▶ **Direction**:
Search the records below for the word "this" and show every line where it occurs.

>> begin Provided information

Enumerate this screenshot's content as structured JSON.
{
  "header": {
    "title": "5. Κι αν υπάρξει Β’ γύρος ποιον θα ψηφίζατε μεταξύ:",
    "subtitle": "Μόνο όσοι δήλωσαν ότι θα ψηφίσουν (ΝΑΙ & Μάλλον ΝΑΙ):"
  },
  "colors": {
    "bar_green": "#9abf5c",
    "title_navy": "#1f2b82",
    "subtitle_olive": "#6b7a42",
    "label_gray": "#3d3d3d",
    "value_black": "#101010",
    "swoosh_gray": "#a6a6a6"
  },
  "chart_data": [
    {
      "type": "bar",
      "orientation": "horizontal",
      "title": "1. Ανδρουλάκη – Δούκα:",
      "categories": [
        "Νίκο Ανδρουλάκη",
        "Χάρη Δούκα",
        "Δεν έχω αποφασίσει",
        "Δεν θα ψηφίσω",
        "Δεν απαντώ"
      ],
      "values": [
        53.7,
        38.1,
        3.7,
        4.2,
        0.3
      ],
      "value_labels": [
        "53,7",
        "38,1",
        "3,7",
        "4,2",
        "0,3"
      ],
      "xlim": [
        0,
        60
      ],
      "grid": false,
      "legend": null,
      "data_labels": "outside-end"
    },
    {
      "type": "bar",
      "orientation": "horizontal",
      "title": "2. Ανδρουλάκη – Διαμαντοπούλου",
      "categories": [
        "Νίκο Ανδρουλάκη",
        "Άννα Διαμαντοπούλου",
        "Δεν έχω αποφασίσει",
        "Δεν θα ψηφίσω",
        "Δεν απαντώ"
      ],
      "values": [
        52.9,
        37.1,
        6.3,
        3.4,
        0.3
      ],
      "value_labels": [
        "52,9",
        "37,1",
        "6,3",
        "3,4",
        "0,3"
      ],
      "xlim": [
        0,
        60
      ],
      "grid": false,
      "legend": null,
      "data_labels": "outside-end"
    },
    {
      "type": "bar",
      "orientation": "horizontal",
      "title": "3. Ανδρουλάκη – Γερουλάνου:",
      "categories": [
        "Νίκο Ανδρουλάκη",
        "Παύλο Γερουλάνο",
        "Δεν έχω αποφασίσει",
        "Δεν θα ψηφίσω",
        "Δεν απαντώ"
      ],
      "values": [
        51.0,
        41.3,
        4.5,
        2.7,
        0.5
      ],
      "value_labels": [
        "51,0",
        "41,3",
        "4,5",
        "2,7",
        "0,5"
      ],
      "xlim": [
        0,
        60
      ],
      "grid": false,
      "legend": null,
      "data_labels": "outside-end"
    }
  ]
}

>> end Provided information
>> begin Provided information

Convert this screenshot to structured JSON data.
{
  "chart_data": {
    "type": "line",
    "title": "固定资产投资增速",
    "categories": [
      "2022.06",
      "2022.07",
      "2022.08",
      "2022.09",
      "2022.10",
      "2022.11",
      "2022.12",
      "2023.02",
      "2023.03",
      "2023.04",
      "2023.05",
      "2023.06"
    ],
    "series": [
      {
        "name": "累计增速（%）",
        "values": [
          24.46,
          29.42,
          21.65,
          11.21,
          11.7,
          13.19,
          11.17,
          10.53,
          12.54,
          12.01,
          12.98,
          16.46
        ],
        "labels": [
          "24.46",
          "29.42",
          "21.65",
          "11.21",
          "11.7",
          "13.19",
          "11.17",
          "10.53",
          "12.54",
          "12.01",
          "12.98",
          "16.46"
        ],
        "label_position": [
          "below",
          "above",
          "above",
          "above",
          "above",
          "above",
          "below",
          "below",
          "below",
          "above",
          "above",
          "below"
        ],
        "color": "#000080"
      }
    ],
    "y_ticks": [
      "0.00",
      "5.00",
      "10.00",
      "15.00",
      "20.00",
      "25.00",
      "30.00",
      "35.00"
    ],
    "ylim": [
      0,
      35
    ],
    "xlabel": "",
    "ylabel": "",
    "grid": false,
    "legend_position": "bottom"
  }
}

>> end Provided information

▶ **Task answer**:
Enumerate this screenshot's content as structured JSON.
Convert this screenshot to structured JSON data.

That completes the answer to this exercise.